» **Challenge**
What is the number of lines in the entries that include the word "objects"? Respond with the number only.

» **Supplied records**
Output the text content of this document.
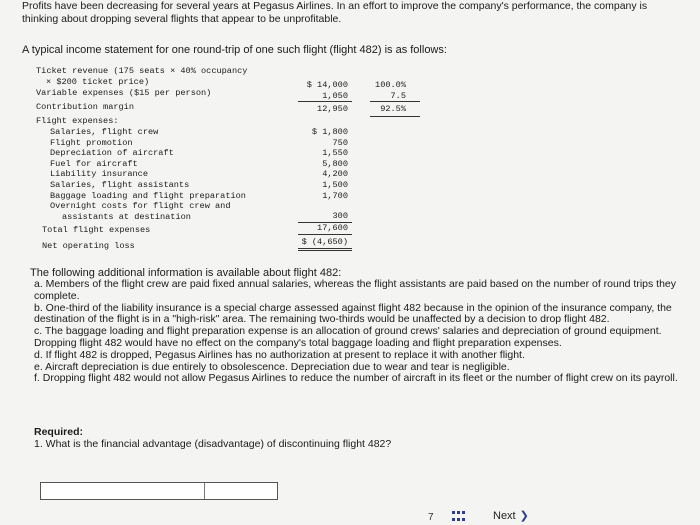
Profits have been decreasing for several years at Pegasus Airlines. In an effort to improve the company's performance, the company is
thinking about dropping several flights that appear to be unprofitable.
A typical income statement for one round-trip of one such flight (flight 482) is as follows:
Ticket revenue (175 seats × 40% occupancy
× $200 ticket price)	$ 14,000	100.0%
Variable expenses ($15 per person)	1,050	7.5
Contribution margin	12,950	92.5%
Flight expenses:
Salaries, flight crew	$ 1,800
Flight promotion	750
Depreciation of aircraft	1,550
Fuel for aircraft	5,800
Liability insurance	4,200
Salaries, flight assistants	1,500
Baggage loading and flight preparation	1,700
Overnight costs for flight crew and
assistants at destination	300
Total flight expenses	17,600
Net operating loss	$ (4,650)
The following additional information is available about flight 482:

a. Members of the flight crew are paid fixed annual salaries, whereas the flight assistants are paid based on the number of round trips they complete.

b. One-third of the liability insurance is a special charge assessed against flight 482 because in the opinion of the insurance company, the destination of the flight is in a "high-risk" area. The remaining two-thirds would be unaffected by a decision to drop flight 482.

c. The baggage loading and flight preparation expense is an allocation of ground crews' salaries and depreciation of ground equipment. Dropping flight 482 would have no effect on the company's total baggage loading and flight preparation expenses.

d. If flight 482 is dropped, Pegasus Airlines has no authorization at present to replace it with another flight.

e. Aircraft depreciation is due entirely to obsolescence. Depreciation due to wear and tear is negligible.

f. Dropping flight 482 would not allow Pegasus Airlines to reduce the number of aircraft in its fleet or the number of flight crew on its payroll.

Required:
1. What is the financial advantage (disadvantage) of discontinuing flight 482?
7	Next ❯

...

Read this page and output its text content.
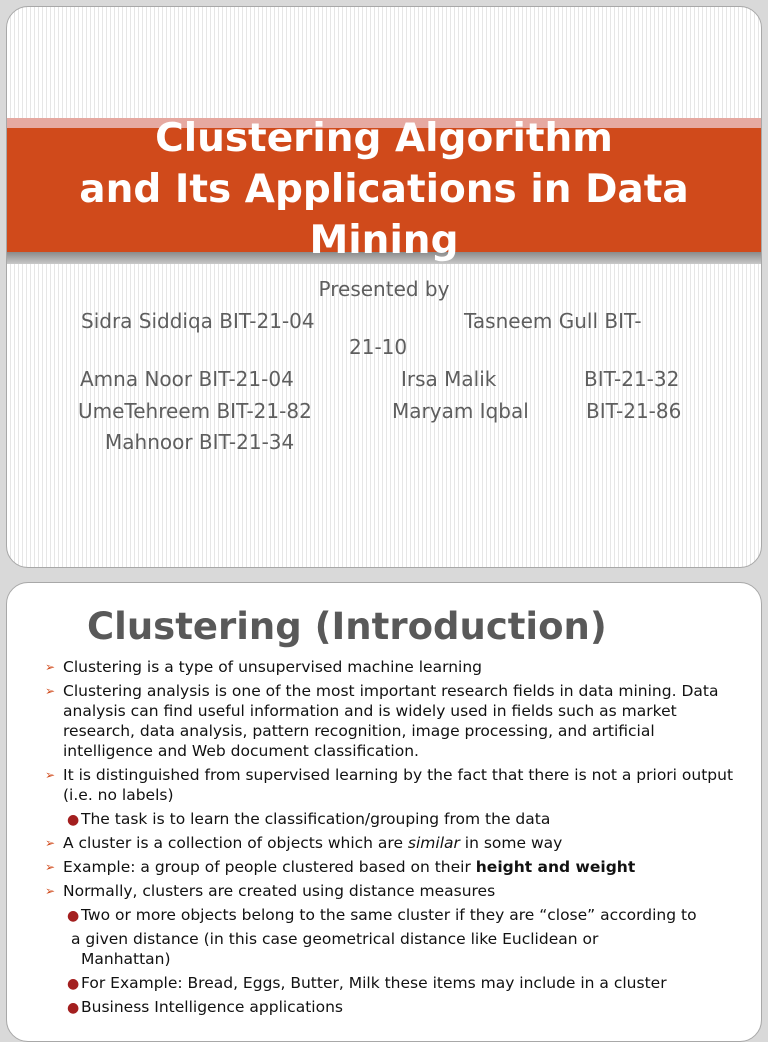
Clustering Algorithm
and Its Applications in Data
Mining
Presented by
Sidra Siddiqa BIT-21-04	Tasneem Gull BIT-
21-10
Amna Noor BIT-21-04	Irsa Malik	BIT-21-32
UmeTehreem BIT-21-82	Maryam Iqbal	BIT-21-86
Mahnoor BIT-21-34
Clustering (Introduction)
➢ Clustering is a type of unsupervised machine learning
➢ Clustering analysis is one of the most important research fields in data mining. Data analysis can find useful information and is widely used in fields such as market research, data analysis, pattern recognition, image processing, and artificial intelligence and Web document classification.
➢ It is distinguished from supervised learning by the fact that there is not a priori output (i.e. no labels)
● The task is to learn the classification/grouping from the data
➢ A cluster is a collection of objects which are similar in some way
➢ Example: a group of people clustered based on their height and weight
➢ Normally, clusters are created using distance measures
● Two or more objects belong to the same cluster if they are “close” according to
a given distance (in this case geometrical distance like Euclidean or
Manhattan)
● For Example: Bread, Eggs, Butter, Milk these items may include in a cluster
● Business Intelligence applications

---

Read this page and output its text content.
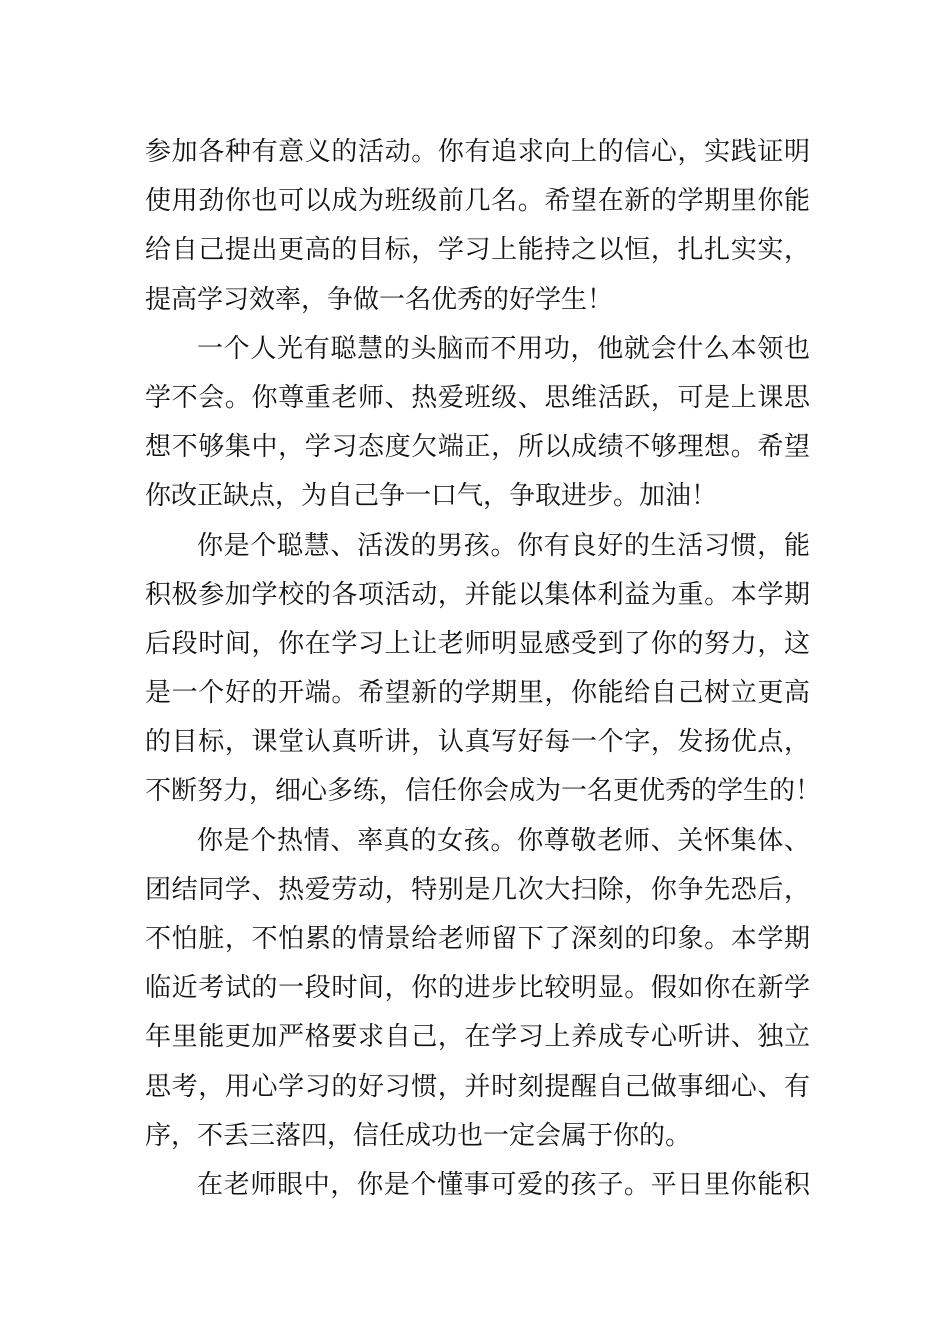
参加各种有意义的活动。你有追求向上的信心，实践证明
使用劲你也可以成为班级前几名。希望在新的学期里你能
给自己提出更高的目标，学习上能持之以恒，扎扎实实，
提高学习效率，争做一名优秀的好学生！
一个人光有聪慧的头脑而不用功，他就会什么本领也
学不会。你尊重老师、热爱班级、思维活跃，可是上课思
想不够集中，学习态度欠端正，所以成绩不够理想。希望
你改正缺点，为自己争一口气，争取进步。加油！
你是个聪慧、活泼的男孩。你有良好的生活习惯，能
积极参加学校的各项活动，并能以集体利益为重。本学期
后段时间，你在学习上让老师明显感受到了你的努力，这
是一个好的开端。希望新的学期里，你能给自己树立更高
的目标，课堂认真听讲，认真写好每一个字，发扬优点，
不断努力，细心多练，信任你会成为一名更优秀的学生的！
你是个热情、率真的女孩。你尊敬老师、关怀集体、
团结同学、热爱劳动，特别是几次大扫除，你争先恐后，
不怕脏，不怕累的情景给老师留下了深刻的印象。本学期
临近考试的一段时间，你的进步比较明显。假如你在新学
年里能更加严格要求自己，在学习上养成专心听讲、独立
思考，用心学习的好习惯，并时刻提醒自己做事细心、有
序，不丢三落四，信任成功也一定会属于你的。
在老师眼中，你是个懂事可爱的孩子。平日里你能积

» **Expected output**
2